» 本文

+ + + + +

正字正かな關係者に37の質問とか、について
ウェブを徘徊してゐて、「正字正かな關係者に37の質問とか」といふ頁を発見。興味を引かれたので回答を試みたのですが、用語がよくわからず、玉砕してしまひました。疑問はふたつ。
- 「正字正かな」?
- 「略かな」?
まづ、「正字正かな」です。なんとなく、いはゆる「旧字旧かな」を意味してゐるやうな気がするのですが、自信がありません。
調べてみたら、「言葉 言葉 言葉」内の「『言葉 言葉 言葉』における國語關係の用語集」の、さ行に「正字正かな」が定義されてゐるのを発見しました。ですが、この用語集には下記のやうに明記されてゐます。
- サイト制作者である野嵜の獨自の用語を定義してゐる定義集である爲、一般的な用途での利用・引用は避けて下さい。

+ + + + +

[収集したデータ項目]
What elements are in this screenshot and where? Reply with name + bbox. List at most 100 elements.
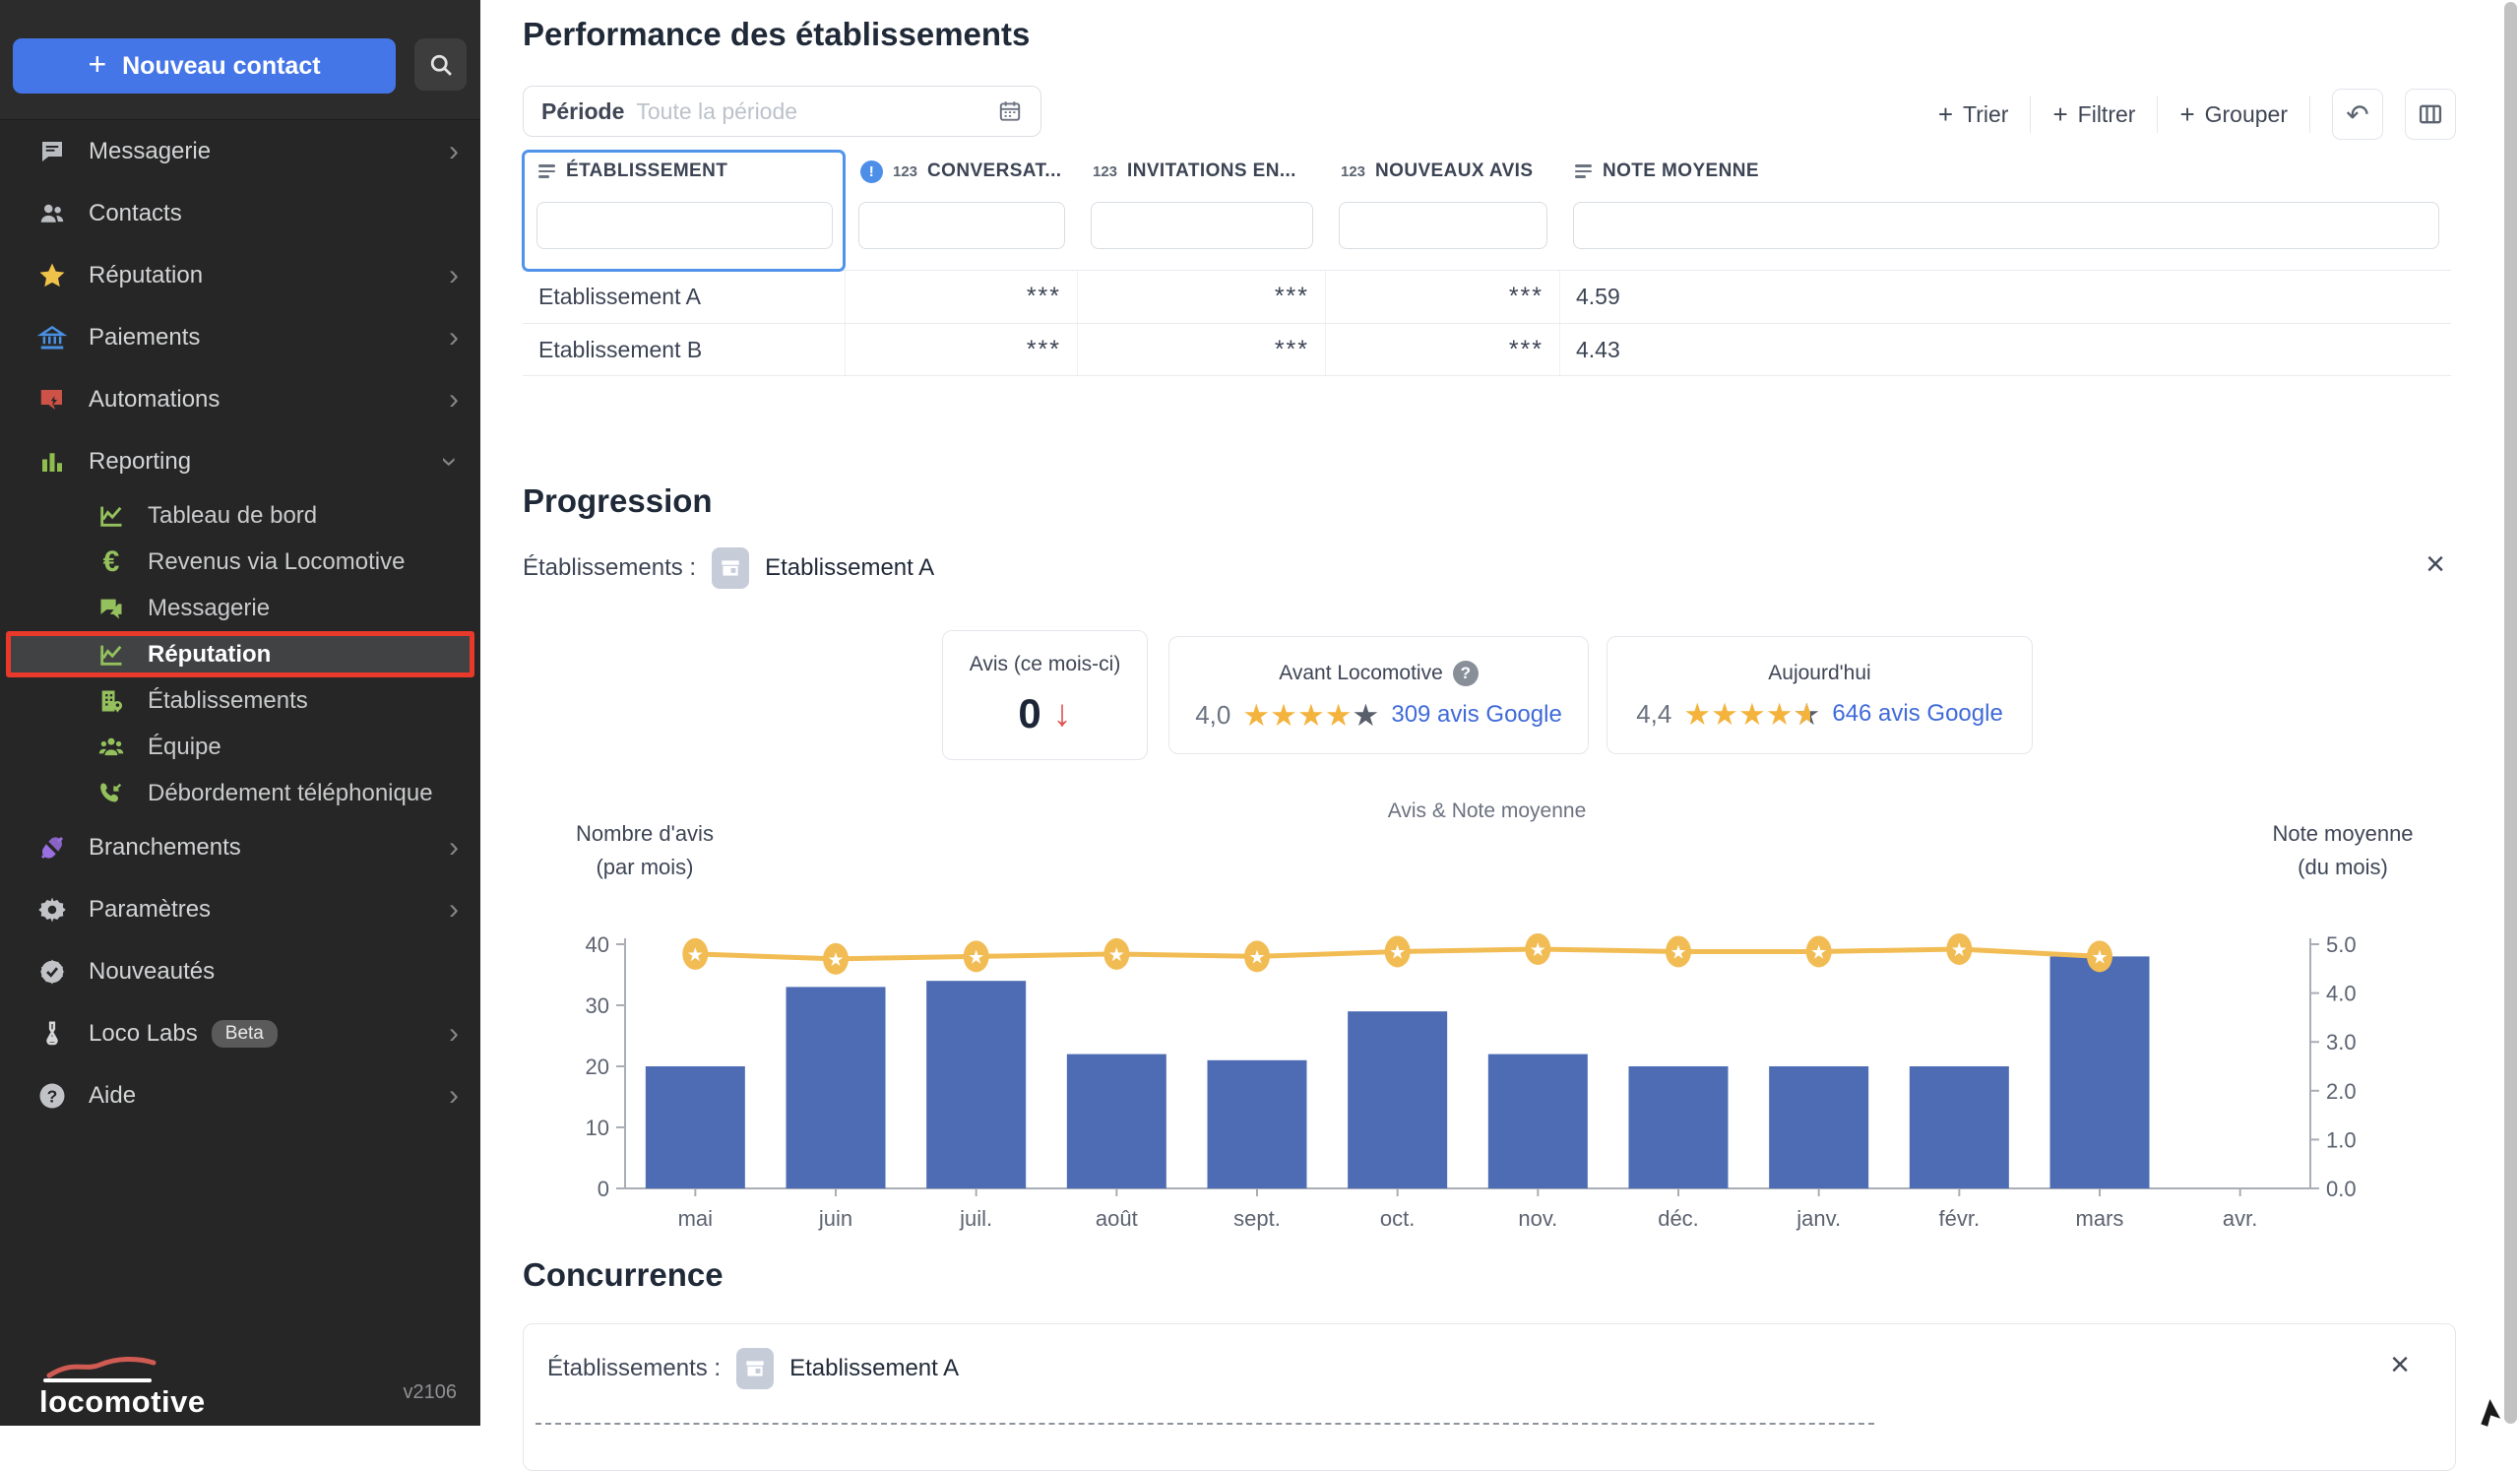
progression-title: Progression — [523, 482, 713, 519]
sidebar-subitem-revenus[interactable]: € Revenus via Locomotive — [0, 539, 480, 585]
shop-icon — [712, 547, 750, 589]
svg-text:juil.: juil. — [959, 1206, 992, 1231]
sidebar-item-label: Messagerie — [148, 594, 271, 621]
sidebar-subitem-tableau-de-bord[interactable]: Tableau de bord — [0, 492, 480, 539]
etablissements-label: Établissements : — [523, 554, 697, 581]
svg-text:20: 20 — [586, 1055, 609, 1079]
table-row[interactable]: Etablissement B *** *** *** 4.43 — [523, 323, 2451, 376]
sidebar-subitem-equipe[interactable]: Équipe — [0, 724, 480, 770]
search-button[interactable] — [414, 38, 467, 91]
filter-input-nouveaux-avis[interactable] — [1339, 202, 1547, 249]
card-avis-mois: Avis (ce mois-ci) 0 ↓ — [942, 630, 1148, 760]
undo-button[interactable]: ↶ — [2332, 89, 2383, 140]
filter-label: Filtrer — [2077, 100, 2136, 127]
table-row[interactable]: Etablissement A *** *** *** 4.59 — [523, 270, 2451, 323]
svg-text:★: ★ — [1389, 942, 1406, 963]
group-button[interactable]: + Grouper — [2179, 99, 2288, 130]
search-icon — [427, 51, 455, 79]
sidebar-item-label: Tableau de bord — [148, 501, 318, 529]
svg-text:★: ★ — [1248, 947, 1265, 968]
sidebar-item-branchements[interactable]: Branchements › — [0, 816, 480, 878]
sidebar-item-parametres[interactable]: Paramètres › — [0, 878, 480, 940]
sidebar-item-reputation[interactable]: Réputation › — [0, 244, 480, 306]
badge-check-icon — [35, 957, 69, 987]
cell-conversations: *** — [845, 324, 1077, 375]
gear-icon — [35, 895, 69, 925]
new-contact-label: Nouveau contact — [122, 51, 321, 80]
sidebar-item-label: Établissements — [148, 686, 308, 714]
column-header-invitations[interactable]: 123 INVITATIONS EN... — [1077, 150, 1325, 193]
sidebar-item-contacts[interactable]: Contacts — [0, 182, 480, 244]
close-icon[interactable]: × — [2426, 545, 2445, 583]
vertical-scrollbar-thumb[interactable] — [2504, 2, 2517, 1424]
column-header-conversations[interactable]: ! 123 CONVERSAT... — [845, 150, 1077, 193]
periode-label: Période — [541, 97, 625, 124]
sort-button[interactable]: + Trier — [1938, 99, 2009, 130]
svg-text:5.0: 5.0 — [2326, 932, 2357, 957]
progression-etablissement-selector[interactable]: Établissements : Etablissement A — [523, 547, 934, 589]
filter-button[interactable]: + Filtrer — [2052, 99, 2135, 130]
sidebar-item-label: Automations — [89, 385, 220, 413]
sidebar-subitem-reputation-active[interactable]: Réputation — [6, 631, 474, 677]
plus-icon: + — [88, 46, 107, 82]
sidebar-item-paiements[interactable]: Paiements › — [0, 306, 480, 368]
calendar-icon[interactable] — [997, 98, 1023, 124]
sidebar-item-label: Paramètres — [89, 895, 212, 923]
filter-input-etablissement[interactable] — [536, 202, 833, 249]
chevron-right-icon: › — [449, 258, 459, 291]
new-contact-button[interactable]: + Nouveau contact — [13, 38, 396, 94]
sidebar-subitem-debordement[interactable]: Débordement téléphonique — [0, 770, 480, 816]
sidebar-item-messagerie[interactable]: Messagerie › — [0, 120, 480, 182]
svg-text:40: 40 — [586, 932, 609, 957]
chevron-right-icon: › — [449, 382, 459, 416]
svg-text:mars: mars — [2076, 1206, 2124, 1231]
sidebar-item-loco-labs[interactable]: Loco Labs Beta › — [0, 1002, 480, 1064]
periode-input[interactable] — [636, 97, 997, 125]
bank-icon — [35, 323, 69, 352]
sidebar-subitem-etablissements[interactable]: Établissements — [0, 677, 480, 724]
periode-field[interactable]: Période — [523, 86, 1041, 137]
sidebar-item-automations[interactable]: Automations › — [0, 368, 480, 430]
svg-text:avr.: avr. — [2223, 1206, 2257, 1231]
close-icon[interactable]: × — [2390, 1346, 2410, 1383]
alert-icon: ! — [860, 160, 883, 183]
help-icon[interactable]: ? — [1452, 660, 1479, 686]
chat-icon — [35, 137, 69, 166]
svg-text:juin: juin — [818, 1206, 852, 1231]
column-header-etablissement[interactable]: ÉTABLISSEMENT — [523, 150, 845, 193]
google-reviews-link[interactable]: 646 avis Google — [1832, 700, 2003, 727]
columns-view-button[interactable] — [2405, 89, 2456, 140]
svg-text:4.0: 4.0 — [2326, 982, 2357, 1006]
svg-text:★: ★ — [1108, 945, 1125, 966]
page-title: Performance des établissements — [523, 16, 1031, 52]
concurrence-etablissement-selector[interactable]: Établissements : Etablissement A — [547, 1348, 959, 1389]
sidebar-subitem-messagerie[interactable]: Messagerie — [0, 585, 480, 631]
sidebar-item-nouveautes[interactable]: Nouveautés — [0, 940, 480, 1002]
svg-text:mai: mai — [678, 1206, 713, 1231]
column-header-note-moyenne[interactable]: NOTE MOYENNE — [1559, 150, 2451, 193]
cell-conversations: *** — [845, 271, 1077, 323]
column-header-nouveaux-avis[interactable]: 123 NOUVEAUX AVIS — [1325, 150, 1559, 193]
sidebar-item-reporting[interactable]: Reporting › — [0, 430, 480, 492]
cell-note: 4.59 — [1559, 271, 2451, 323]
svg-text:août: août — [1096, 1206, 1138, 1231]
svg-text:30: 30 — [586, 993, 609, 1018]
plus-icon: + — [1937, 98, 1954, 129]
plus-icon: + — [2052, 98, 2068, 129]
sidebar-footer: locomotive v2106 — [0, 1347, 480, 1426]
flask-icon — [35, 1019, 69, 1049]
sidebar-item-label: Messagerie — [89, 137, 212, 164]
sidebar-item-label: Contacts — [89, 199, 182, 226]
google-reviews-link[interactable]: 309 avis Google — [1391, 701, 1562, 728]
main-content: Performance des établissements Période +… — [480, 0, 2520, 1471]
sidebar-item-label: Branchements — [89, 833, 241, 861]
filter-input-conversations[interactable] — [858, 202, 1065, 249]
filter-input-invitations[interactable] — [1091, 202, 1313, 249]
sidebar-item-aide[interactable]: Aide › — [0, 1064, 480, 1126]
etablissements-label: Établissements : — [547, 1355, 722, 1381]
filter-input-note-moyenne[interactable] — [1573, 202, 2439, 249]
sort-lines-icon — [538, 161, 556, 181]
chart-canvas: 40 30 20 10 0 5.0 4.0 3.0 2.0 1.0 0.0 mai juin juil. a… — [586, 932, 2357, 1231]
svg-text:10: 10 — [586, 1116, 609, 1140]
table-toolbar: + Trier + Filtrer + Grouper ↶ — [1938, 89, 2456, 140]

+ + + + +

» 出題内容
「正字正かな」などの用語について書かれた本文を、最後の文の続きから書き進めてください。

» 解答
どうも、「言葉 言葉 言葉」に無関係の人が気軽に使ふのは、問題があるやうです。
もう少し探してみたら、「『正字正かなポータル』について」の特記事項のところに、もう少し細かい記述がありました。
概念としては理解できたと思ひます。「正かな」は、たぶんこんな概念↓だと思ひます。歴史的仮名遣ひと対比してみました。
- 現状、実質的には、「正仮名遣ひ」と「歴史的仮名遣ひ」は同一と考へて問題ない。
- 概念としては、「正仮名遣ひ」と「歴史的仮名遣ひ」は異なる。
- 「正仮名遣ひ」は、矛盾のない体系を持つ仮名遣ひのことである。長年の研究により、「歴史的仮名遣ひ」が、これに該当することが(矛盾のない体系を持つ仮名遣ひであることが)わかつてきてゐる。今後の研究によつては、「歴史的仮名遣ひ」の体系にも矛盾が見つかるかもしれない。その場合は、「歴史的仮名遣ひ」は「正仮名遣ひ」に該当しなくなる。
- 「歴史的仮名遣ひ」は、「現代かなづかい」が用ゐられる前に実際に運用されてゐた、実在する仮名遣ひである。体系的かどうか、正当かどうかはともかく、実在してしまつてゐる。今後の研究によつて「歴史的仮名遣ひ」の体系に致命的な矛盾が発見され、「正仮名遣ひ」に該当しなくなつたとしても、「歴史的仮名遣ひ」は「歴史的仮名遣ひ」のままである。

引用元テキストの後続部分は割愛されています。